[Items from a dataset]
____

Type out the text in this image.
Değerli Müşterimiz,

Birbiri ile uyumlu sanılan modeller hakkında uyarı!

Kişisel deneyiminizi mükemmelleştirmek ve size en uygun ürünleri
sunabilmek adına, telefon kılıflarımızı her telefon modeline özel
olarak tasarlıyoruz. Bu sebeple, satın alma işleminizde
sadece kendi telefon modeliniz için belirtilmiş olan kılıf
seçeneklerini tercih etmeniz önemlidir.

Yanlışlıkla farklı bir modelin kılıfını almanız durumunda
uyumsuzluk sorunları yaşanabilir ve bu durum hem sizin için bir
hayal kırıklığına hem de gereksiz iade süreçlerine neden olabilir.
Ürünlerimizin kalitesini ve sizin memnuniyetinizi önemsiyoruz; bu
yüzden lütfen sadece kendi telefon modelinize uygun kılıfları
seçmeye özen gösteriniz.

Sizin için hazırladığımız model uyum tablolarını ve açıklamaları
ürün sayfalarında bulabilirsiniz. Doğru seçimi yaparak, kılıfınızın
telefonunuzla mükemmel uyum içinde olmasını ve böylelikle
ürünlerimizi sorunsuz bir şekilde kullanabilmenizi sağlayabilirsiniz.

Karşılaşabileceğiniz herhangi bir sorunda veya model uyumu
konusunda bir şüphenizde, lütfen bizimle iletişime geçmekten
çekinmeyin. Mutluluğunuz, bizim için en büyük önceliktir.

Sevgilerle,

____

Write the listing out again, exactly as shown above.

Type out the text in this image.
Değerli Müşterimiz,

Birbiri ile uyumlu sanılan modeller hakkında uyarı!

Kişisel deneyiminizi mükemmelleştirmek ve size en uygun ürünleri
sunabilmek adına, telefon kılıflarımızı her telefon modeline özel
olarak tasarlıyoruz. Bu sebeple, satın alma işleminizde
sadece kendi telefon modeliniz için belirtilmiş olan kılıf
seçeneklerini tercih etmeniz önemlidir.

Yanlışlıkla farklı bir modelin kılıfını almanız durumunda
uyumsuzluk sorunları yaşanabilir ve bu durum hem sizin için bir
hayal kırıklığına hem de gereksiz iade süreçlerine neden olabilir.
Ürünlerimizin kalitesini ve sizin memnuniyetinizi önemsiyoruz; bu
yüzden lütfen sadece kendi telefon modelinize uygun kılıfları
seçmeye özen gösteriniz.

Sizin için hazırladığımız model uyum tablolarını ve açıklamaları
ürün sayfalarında bulabilirsiniz. Doğru seçimi yaparak, kılıfınızın
telefonunuzla mükemmel uyum içinde olmasını ve böylelikle
ürünlerimizi sorunsuz bir şekilde kullanabilmenizi sağlayabilirsiniz.

Karşılaşabileceğiniz herhangi bir sorunda veya model uyumu
konusunda bir şüphenizde, lütfen bizimle iletişime geçmekten
çekinmeyin. Mutluluğunuz, bizim için en büyük önceliktir.

Sevgilerle,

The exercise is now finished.